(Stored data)
-- BEGIN --

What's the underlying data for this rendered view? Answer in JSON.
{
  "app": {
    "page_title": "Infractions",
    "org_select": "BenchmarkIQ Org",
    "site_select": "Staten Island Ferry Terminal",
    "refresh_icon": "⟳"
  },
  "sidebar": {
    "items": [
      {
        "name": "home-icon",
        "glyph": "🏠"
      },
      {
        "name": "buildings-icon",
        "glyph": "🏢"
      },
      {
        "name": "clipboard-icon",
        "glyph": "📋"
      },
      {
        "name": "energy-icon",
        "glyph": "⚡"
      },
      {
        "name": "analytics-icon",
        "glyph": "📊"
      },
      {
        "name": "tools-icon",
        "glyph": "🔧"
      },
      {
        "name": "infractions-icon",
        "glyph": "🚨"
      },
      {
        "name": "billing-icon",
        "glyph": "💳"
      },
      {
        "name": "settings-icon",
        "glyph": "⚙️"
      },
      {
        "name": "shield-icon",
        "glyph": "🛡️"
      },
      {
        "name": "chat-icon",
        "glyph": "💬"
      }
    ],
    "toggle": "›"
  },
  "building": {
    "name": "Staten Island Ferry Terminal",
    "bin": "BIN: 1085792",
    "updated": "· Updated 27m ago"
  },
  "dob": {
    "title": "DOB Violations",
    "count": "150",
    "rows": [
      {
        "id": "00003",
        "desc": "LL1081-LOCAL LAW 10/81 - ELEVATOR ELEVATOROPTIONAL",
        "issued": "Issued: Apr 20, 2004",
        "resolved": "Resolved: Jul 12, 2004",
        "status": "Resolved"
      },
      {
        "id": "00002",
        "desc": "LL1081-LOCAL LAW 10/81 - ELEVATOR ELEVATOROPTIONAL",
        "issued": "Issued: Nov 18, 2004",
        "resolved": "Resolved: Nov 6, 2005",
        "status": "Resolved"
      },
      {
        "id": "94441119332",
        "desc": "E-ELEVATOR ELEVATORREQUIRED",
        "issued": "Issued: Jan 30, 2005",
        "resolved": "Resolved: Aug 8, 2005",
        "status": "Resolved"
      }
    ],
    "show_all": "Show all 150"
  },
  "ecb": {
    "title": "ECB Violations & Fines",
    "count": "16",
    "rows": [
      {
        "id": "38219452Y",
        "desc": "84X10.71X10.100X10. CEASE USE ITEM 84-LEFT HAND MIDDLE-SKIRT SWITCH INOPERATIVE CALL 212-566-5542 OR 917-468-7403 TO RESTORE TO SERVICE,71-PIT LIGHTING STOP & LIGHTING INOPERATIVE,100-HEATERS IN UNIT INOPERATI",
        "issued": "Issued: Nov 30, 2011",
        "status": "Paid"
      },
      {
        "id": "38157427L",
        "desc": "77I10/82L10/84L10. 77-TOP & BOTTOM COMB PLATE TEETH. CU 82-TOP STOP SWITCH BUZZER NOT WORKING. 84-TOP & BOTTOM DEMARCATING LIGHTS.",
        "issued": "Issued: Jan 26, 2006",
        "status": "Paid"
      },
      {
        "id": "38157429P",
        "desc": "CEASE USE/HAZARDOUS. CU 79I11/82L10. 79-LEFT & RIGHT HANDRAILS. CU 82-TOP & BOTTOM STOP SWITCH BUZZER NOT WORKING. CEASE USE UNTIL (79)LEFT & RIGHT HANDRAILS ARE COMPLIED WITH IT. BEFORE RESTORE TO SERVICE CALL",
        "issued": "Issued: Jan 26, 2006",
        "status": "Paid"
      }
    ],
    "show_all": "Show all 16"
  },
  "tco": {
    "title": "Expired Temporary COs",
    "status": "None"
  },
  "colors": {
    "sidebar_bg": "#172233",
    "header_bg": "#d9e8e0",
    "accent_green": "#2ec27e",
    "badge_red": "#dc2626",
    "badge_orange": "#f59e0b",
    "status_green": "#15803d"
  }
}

-- END --

| Given exercise |
How many lines in these records hold the string "STOP"? Reply with the number alone.

| Solution for this problem |
3